Goal | Send back all the data below, exactly as given.

Material supplied |
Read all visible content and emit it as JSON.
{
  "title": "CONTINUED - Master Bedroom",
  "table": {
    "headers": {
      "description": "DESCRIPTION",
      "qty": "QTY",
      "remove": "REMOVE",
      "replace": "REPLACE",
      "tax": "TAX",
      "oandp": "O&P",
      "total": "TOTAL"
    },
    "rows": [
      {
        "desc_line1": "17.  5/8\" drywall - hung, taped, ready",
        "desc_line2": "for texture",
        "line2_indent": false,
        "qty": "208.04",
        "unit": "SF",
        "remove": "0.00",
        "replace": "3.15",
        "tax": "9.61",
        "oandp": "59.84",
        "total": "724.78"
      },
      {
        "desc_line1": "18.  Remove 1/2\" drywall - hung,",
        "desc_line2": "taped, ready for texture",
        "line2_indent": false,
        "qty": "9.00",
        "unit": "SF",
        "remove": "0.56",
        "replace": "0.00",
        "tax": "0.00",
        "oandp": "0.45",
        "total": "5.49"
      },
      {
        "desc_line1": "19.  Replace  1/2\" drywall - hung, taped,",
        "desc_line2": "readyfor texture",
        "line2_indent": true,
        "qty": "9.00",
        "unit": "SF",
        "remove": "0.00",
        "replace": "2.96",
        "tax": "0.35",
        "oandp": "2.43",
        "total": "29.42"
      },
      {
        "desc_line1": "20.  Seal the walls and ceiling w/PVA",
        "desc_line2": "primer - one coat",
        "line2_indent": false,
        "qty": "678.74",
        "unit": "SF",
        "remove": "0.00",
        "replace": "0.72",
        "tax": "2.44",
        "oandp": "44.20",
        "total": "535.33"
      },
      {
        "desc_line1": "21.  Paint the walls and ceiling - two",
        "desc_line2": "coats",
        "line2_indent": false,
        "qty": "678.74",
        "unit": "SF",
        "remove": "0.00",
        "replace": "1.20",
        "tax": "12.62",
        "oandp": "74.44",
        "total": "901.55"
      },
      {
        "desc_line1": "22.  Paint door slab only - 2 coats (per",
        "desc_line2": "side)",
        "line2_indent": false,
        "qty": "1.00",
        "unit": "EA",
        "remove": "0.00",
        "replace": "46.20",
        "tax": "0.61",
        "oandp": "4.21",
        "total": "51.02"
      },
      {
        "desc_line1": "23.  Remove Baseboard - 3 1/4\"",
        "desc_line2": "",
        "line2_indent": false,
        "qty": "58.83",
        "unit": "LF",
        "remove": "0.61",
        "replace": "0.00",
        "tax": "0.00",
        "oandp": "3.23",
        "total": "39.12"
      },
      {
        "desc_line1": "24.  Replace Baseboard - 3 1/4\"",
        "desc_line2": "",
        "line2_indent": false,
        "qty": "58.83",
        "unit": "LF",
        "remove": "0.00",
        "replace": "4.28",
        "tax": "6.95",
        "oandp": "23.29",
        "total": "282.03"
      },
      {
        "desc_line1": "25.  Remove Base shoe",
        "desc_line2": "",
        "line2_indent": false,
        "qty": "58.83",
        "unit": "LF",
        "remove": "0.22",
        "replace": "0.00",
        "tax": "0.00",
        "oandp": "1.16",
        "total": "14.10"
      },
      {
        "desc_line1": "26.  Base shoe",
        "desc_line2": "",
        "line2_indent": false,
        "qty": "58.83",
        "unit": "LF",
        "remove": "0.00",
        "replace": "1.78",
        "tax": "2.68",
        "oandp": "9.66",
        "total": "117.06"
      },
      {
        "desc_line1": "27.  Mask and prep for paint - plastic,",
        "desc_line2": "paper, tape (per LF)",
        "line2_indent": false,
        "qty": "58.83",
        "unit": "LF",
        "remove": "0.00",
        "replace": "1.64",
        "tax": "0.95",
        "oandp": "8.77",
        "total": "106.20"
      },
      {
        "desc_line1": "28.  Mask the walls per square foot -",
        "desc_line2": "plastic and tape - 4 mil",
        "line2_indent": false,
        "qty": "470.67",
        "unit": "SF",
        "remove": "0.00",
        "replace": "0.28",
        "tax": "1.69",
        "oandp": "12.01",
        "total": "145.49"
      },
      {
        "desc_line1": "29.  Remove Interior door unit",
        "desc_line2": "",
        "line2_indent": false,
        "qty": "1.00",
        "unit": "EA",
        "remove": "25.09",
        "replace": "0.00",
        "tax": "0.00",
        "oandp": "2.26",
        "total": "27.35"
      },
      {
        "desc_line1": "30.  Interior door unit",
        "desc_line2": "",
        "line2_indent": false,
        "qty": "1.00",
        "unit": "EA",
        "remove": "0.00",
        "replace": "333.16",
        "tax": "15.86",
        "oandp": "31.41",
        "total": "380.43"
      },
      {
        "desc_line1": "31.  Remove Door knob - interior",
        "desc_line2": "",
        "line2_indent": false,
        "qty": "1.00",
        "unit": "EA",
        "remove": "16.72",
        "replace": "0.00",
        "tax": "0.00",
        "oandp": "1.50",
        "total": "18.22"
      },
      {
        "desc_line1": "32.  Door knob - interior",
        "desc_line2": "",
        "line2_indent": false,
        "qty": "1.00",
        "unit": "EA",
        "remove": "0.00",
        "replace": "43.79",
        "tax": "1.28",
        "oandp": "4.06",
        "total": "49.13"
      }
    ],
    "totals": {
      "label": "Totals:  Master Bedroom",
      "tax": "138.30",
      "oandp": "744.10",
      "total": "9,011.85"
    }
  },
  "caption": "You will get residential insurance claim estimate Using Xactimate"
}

Solution to this task |
Read all visible content and emit it as JSON.
{
  "title": "CONTINUED - Master Bedroom",
  "table": {
    "headers": {
      "description": "DESCRIPTION",
      "qty": "QTY",
      "remove": "REMOVE",
      "replace": "REPLACE",
      "tax": "TAX",
      "oandp": "O&P",
      "total": "TOTAL"
    },
    "rows": [
      {
        "desc_line1": "17.  5/8\" drywall - hung, taped, ready",
        "desc_line2": "for texture",
        "line2_indent": false,
        "qty": "208.04",
        "unit": "SF",
        "remove": "0.00",
        "replace": "3.15",
        "tax": "9.61",
        "oandp": "59.84",
        "total": "724.78"
      },
      {
        "desc_line1": "18.  Remove 1/2\" drywall - hung,",
        "desc_line2": "taped, ready for texture",
        "line2_indent": false,
        "qty": "9.00",
        "unit": "SF",
        "remove": "0.56",
        "replace": "0.00",
        "tax": "0.00",
        "oandp": "0.45",
        "total": "5.49"
      },
      {
        "desc_line1": "19.  Replace  1/2\" drywall - hung, taped,",
        "desc_line2": "readyfor texture",
        "line2_indent": true,
        "qty": "9.00",
        "unit": "SF",
        "remove": "0.00",
        "replace": "2.96",
        "tax": "0.35",
        "oandp": "2.43",
        "total": "29.42"
      },
      {
        "desc_line1": "20.  Seal the walls and ceiling w/PVA",
        "desc_line2": "primer - one coat",
        "line2_indent": false,
        "qty": "678.74",
        "unit": "SF",
        "remove": "0.00",
        "replace": "0.72",
        "tax": "2.44",
        "oandp": "44.20",
        "total": "535.33"
      },
      {
        "desc_line1": "21.  Paint the walls and ceiling - two",
        "desc_line2": "coats",
        "line2_indent": false,
        "qty": "678.74",
        "unit": "SF",
        "remove": "0.00",
        "replace": "1.20",
        "tax": "12.62",
        "oandp": "74.44",
        "total": "901.55"
      },
      {
        "desc_line1": "22.  Paint door slab only - 2 coats (per",
        "desc_line2": "side)",
        "line2_indent": false,
        "qty": "1.00",
        "unit": "EA",
        "remove": "0.00",
        "replace": "46.20",
        "tax": "0.61",
        "oandp": "4.21",
        "total": "51.02"
      },
      {
        "desc_line1": "23.  Remove Baseboard - 3 1/4\"",
        "desc_line2": "",
        "line2_indent": false,
        "qty": "58.83",
        "unit": "LF",
        "remove": "0.61",
        "replace": "0.00",
        "tax": "0.00",
        "oandp": "3.23",
        "total": "39.12"
      },
      {
        "desc_line1": "24.  Replace Baseboard - 3 1/4\"",
        "desc_line2": "",
        "line2_indent": false,
        "qty": "58.83",
        "unit": "LF",
        "remove": "0.00",
        "replace": "4.28",
        "tax": "6.95",
        "oandp": "23.29",
        "total": "282.03"
      },
      {
        "desc_line1": "25.  Remove Base shoe",
        "desc_line2": "",
        "line2_indent": false,
        "qty": "58.83",
        "unit": "LF",
        "remove": "0.22",
        "replace": "0.00",
        "tax": "0.00",
        "oandp": "1.16",
        "total": "14.10"
      },
      {
        "desc_line1": "26.  Base shoe",
        "desc_line2": "",
        "line2_indent": false,
        "qty": "58.83",
        "unit": "LF",
        "remove": "0.00",
        "replace": "1.78",
        "tax": "2.68",
        "oandp": "9.66",
        "total": "117.06"
      },
      {
        "desc_line1": "27.  Mask and prep for paint - plastic,",
        "desc_line2": "paper, tape (per LF)",
        "line2_indent": false,
        "qty": "58.83",
        "unit": "LF",
        "remove": "0.00",
        "replace": "1.64",
        "tax": "0.95",
        "oandp": "8.77",
        "total": "106.20"
      },
      {
        "desc_line1": "28.  Mask the walls per square foot -",
        "desc_line2": "plastic and tape - 4 mil",
        "line2_indent": false,
        "qty": "470.67",
        "unit": "SF",
        "remove": "0.00",
        "replace": "0.28",
        "tax": "1.69",
        "oandp": "12.01",
        "total": "145.49"
      },
      {
        "desc_line1": "29.  Remove Interior door unit",
        "desc_line2": "",
        "line2_indent": false,
        "qty": "1.00",
        "unit": "EA",
        "remove": "25.09",
        "replace": "0.00",
        "tax": "0.00",
        "oandp": "2.26",
        "total": "27.35"
      },
      {
        "desc_line1": "30.  Interior door unit",
        "desc_line2": "",
        "line2_indent": false,
        "qty": "1.00",
        "unit": "EA",
        "remove": "0.00",
        "replace": "333.16",
        "tax": "15.86",
        "oandp": "31.41",
        "total": "380.43"
      },
      {
        "desc_line1": "31.  Remove Door knob - interior",
        "desc_line2": "",
        "line2_indent": false,
        "qty": "1.00",
        "unit": "EA",
        "remove": "16.72",
        "replace": "0.00",
        "tax": "0.00",
        "oandp": "1.50",
        "total": "18.22"
      },
      {
        "desc_line1": "32.  Door knob - interior",
        "desc_line2": "",
        "line2_indent": false,
        "qty": "1.00",
        "unit": "EA",
        "remove": "0.00",
        "replace": "43.79",
        "tax": "1.28",
        "oandp": "4.06",
        "total": "49.13"
      }
    ],
    "totals": {
      "label": "Totals:  Master Bedroom",
      "tax": "138.30",
      "oandp": "744.10",
      "total": "9,011.85"
    }
  },
  "caption": "You will get residential insurance claim estimate Using Xactimate"
}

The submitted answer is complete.